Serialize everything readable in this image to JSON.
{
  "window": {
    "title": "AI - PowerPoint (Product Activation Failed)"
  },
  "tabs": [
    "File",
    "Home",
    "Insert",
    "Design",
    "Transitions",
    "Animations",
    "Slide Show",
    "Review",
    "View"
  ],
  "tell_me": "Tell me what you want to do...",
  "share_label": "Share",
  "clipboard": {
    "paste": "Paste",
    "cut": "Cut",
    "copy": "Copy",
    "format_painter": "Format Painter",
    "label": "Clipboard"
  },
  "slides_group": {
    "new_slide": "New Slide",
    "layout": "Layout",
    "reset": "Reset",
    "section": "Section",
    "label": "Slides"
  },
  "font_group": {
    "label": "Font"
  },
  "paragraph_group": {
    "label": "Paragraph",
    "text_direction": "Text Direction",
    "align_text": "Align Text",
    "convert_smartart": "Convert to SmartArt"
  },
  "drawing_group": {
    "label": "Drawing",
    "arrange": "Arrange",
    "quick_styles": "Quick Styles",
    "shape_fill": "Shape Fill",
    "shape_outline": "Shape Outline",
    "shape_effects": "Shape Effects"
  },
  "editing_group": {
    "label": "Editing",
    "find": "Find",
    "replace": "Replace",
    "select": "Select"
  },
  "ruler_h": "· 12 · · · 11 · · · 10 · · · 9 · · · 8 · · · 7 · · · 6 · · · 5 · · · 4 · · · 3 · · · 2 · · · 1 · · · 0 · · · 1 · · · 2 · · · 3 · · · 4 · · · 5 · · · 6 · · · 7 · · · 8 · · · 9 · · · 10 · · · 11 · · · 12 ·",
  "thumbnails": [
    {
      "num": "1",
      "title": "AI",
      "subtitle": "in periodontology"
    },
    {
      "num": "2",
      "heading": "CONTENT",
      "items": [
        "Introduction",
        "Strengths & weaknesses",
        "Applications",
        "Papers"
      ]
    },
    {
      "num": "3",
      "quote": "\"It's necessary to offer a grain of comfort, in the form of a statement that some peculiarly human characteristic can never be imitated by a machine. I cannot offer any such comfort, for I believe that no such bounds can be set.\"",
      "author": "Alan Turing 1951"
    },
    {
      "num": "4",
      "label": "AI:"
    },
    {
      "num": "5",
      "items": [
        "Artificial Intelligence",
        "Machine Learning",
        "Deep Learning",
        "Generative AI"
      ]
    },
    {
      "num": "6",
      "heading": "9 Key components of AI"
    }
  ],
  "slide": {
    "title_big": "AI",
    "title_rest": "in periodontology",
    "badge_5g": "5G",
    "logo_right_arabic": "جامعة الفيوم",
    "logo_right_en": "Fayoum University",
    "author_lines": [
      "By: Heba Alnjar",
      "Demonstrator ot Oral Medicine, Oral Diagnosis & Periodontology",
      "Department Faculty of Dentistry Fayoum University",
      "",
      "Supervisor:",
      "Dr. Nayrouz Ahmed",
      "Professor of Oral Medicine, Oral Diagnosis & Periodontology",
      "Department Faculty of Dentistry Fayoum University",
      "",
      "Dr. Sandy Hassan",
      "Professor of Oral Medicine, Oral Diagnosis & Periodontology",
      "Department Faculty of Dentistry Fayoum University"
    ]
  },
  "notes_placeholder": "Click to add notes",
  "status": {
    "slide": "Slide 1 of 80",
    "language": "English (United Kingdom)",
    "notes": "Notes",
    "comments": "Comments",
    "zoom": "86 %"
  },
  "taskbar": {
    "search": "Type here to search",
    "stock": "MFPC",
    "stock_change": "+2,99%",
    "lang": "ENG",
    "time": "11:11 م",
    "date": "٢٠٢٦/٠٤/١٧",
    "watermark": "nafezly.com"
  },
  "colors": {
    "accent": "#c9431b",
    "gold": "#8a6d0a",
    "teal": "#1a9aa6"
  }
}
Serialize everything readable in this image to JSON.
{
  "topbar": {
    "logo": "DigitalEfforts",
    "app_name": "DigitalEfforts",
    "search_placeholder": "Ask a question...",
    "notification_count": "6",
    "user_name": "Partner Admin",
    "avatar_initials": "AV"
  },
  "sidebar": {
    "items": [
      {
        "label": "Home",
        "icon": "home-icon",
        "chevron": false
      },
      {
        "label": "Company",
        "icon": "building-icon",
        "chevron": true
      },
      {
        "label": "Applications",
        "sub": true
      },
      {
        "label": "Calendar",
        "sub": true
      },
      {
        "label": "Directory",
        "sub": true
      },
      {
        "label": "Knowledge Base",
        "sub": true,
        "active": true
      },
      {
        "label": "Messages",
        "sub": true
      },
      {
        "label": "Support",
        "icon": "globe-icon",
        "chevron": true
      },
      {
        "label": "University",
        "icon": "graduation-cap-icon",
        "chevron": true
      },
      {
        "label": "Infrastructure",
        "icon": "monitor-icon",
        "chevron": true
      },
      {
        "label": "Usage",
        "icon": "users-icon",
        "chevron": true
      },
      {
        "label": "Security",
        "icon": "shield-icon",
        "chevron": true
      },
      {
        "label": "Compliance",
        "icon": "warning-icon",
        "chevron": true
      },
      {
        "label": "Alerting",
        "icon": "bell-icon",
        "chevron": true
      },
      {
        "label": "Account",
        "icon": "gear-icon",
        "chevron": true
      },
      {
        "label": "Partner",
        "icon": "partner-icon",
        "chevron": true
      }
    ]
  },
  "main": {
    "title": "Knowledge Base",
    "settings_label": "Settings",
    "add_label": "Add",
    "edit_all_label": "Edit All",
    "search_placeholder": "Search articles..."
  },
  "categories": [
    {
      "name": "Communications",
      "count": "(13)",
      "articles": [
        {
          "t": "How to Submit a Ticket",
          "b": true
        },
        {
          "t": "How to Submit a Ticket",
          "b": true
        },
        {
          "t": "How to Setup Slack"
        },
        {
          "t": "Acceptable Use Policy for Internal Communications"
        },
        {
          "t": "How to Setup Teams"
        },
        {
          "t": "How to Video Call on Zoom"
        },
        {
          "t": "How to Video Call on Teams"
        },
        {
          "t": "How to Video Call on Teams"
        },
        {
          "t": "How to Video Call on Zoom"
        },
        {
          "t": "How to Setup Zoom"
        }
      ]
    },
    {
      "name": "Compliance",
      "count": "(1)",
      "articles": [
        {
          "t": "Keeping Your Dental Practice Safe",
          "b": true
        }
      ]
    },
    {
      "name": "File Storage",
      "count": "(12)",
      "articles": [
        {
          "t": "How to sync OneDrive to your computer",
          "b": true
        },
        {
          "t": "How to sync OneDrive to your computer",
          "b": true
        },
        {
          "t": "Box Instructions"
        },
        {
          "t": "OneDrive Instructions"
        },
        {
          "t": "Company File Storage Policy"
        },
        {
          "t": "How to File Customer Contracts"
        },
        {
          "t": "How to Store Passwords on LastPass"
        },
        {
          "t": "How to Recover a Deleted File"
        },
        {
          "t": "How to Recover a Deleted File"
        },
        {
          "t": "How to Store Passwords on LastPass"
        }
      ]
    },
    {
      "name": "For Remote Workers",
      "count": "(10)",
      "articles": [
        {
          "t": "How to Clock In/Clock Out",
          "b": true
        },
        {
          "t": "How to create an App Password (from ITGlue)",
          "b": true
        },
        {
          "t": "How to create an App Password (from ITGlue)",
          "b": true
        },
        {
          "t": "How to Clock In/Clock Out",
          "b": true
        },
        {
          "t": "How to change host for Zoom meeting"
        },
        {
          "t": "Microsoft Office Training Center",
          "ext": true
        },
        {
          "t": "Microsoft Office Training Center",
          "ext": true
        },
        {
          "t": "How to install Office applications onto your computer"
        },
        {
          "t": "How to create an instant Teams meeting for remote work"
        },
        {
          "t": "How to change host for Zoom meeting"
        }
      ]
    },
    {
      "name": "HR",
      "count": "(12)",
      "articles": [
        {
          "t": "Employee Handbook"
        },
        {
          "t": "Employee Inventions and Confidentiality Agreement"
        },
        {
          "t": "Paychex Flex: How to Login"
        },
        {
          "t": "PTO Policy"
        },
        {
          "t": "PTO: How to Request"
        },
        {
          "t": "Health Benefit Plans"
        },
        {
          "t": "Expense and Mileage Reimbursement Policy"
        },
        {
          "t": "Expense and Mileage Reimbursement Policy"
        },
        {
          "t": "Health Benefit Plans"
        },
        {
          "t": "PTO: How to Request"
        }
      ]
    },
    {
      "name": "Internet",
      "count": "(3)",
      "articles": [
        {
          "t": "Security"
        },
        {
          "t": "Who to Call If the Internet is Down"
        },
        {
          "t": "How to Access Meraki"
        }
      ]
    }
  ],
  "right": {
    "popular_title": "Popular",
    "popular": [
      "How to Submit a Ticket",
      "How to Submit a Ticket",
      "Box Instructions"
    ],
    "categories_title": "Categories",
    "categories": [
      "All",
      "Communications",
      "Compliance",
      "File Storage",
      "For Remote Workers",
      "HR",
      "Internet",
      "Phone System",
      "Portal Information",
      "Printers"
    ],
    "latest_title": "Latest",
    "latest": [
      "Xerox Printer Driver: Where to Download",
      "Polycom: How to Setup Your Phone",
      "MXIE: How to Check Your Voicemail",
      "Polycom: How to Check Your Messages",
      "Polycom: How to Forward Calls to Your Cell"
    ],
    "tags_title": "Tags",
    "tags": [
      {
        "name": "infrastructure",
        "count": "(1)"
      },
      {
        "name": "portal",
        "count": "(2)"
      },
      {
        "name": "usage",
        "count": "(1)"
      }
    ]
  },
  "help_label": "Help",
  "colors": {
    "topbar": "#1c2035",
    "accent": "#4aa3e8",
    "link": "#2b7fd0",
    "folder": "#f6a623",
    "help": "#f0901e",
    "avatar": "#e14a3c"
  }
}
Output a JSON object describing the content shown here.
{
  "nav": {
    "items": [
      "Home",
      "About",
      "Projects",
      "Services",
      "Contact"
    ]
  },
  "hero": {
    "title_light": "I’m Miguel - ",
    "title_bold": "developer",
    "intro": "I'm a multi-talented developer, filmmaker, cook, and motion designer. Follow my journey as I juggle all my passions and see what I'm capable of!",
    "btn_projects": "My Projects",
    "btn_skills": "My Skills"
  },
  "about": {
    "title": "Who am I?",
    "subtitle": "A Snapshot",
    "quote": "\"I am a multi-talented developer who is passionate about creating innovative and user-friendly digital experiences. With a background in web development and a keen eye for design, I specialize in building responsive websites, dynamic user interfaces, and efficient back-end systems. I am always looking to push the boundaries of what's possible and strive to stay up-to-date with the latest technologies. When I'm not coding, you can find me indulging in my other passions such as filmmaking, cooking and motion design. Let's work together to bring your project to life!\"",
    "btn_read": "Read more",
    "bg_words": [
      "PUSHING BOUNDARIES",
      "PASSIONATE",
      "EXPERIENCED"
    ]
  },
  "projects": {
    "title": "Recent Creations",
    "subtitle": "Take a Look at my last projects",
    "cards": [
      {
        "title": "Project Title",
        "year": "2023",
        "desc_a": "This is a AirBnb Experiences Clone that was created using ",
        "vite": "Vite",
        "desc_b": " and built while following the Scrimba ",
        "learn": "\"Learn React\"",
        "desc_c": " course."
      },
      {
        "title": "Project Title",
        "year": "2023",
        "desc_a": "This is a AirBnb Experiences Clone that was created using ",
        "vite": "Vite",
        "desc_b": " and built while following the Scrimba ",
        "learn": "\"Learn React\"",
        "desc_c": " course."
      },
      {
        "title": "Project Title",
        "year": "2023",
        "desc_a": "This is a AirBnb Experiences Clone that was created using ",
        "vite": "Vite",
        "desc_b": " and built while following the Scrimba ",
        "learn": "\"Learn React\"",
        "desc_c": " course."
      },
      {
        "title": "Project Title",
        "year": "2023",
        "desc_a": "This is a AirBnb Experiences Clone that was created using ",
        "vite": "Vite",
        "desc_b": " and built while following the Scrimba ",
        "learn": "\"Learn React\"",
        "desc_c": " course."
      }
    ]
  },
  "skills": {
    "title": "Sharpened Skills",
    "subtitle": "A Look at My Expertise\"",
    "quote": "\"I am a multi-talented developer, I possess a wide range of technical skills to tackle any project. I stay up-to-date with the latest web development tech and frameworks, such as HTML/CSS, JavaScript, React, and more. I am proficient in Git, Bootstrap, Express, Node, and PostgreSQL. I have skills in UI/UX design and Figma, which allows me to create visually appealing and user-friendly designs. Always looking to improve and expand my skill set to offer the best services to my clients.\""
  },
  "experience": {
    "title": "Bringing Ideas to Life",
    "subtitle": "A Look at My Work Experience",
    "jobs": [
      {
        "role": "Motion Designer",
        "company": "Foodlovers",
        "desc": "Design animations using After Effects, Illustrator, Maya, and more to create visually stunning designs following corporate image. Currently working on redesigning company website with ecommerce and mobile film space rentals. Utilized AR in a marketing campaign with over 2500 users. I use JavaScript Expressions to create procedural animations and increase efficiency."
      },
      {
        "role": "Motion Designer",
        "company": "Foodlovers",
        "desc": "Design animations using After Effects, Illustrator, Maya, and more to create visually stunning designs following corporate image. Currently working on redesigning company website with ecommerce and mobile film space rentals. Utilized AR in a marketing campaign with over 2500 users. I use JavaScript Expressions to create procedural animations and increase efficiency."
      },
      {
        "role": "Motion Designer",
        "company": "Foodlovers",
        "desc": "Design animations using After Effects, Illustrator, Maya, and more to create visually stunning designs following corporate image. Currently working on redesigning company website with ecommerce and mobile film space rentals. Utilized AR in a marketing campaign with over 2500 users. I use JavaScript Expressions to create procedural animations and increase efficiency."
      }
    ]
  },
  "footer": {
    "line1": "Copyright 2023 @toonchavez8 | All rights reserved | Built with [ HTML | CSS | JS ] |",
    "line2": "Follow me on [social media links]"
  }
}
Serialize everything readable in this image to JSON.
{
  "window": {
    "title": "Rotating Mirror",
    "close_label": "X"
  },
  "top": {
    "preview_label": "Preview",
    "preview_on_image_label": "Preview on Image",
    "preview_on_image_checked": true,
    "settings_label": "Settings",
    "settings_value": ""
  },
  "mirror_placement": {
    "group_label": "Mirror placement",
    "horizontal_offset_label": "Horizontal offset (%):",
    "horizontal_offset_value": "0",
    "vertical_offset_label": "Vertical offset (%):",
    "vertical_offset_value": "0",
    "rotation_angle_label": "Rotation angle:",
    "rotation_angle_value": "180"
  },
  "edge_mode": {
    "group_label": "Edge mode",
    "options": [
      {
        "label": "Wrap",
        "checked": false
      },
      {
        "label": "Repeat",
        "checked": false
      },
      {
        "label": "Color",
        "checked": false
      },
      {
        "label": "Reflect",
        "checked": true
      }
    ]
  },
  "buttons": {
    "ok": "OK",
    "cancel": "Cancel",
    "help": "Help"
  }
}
########
Task prompt => Look above for every line with the word "Internet" and copy it.

Exercise answer =>
      "name": "Internet",
          "t": "Who to Call If the Internet is Down"
      "Internet",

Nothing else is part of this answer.